- Recorded data -
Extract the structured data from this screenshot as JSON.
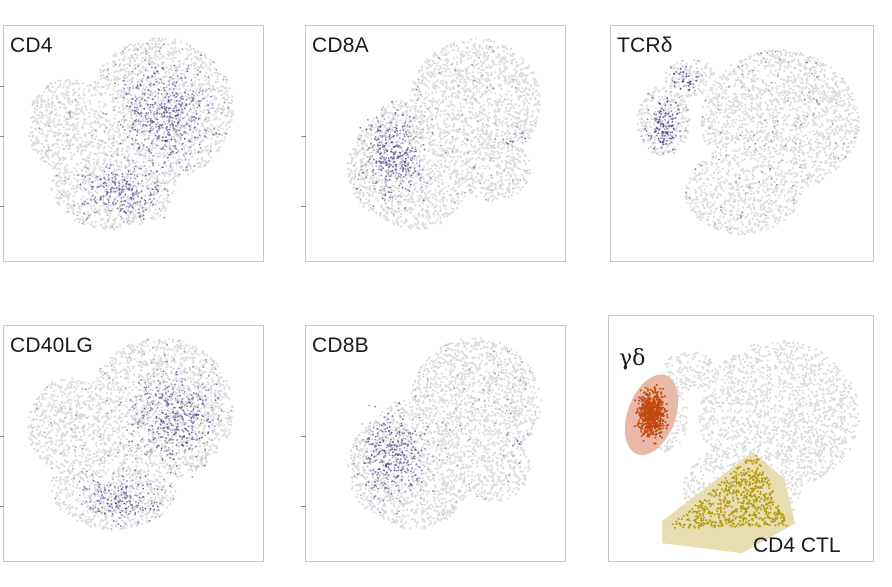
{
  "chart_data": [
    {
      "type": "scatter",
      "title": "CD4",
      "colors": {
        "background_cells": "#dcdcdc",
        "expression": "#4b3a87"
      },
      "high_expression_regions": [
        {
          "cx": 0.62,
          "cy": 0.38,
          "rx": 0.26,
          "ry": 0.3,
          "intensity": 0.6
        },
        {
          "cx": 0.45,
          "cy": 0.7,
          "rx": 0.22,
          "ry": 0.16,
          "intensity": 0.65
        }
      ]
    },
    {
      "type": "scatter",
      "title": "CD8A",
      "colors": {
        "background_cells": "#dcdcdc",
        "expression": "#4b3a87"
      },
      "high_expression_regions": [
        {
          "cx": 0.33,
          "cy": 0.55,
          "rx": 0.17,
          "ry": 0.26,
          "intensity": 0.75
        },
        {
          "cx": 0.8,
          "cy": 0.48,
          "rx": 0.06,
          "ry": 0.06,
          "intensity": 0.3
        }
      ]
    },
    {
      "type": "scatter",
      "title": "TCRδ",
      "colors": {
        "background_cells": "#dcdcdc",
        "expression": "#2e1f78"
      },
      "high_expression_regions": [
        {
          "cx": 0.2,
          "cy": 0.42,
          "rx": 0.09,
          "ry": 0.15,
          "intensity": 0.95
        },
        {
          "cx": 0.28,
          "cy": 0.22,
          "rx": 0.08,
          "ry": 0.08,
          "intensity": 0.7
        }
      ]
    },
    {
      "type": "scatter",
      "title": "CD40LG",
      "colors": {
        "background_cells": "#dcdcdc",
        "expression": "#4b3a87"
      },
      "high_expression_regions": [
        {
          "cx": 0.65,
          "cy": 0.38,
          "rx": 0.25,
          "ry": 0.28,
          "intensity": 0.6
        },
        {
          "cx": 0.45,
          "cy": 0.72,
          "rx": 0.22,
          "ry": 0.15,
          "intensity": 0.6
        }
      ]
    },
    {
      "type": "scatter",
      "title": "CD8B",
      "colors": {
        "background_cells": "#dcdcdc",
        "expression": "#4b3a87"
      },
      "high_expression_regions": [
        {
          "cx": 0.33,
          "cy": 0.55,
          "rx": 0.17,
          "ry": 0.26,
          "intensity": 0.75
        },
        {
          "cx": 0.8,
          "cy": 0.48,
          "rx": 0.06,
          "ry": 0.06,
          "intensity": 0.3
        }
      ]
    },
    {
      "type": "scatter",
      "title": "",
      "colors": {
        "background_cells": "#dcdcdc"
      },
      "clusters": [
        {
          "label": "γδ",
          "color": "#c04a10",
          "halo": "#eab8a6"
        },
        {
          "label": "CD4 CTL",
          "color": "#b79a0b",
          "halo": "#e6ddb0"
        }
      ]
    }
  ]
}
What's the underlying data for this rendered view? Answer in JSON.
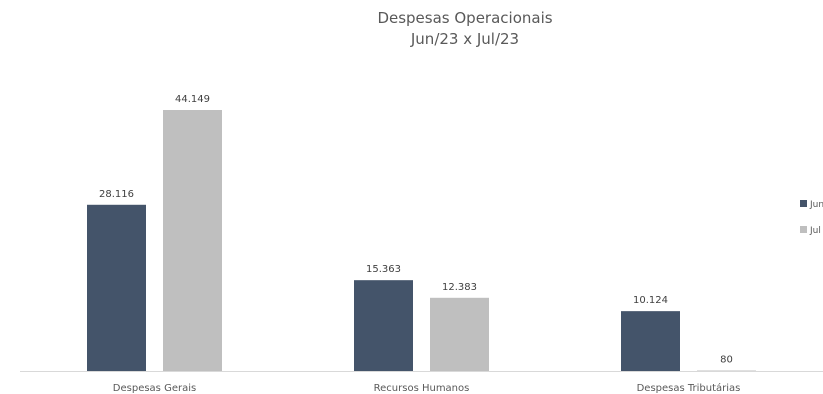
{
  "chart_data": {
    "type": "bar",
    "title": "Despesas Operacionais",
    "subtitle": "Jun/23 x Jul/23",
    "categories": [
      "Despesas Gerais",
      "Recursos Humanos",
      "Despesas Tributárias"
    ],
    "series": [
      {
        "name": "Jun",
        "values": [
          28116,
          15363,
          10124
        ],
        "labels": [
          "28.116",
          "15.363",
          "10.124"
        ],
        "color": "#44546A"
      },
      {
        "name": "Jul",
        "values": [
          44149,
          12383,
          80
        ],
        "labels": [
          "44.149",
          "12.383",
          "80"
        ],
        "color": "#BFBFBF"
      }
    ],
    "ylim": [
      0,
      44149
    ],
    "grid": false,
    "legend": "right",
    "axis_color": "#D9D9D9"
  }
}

- Exercise -
Repeat everything in the records precisely. Images are excluded from the copy.

- Output of the exercise -
Extract the structured data from this screenshot as JSON.
{
  "chart_data": [
    {
      "type": "scatter",
      "title": "CD4",
      "colors": {
        "background_cells": "#dcdcdc",
        "expression": "#4b3a87"
      },
      "high_expression_regions": [
        {
          "cx": 0.62,
          "cy": 0.38,
          "rx": 0.26,
          "ry": 0.3,
          "intensity": 0.6
        },
        {
          "cx": 0.45,
          "cy": 0.7,
          "rx": 0.22,
          "ry": 0.16,
          "intensity": 0.65
        }
      ]
    },
    {
      "type": "scatter",
      "title": "CD8A",
      "colors": {
        "background_cells": "#dcdcdc",
        "expression": "#4b3a87"
      },
      "high_expression_regions": [
        {
          "cx": 0.33,
          "cy": 0.55,
          "rx": 0.17,
          "ry": 0.26,
          "intensity": 0.75
        },
        {
          "cx": 0.8,
          "cy": 0.48,
          "rx": 0.06,
          "ry": 0.06,
          "intensity": 0.3
        }
      ]
    },
    {
      "type": "scatter",
      "title": "TCRδ",
      "colors": {
        "background_cells": "#dcdcdc",
        "expression": "#2e1f78"
      },
      "high_expression_regions": [
        {
          "cx": 0.2,
          "cy": 0.42,
          "rx": 0.09,
          "ry": 0.15,
          "intensity": 0.95
        },
        {
          "cx": 0.28,
          "cy": 0.22,
          "rx": 0.08,
          "ry": 0.08,
          "intensity": 0.7
        }
      ]
    },
    {
      "type": "scatter",
      "title": "CD40LG",
      "colors": {
        "background_cells": "#dcdcdc",
        "expression": "#4b3a87"
      },
      "high_expression_regions": [
        {
          "cx": 0.65,
          "cy": 0.38,
          "rx": 0.25,
          "ry": 0.28,
          "intensity": 0.6
        },
        {
          "cx": 0.45,
          "cy": 0.72,
          "rx": 0.22,
          "ry": 0.15,
          "intensity": 0.6
        }
      ]
    },
    {
      "type": "scatter",
      "title": "CD8B",
      "colors": {
        "background_cells": "#dcdcdc",
        "expression": "#4b3a87"
      },
      "high_expression_regions": [
        {
          "cx": 0.33,
          "cy": 0.55,
          "rx": 0.17,
          "ry": 0.26,
          "intensity": 0.75
        },
        {
          "cx": 0.8,
          "cy": 0.48,
          "rx": 0.06,
          "ry": 0.06,
          "intensity": 0.3
        }
      ]
    },
    {
      "type": "scatter",
      "title": "",
      "colors": {
        "background_cells": "#dcdcdc"
      },
      "clusters": [
        {
          "label": "γδ",
          "color": "#c04a10",
          "halo": "#eab8a6"
        },
        {
          "label": "CD4 CTL",
          "color": "#b79a0b",
          "halo": "#e6ddb0"
        }
      ]
    }
  ]
}
What's the underlying data for this rendered view? Answer in JSON.
{
  "chart_data": {
    "type": "bar",
    "title": "Despesas Operacionais",
    "subtitle": "Jun/23 x Jul/23",
    "categories": [
      "Despesas Gerais",
      "Recursos Humanos",
      "Despesas Tributárias"
    ],
    "series": [
      {
        "name": "Jun",
        "values": [
          28116,
          15363,
          10124
        ],
        "labels": [
          "28.116",
          "15.363",
          "10.124"
        ],
        "color": "#44546A"
      },
      {
        "name": "Jul",
        "values": [
          44149,
          12383,
          80
        ],
        "labels": [
          "44.149",
          "12.383",
          "80"
        ],
        "color": "#BFBFBF"
      }
    ],
    "ylim": [
      0,
      44149
    ],
    "grid": false,
    "legend": "right",
    "axis_color": "#D9D9D9"
  }
}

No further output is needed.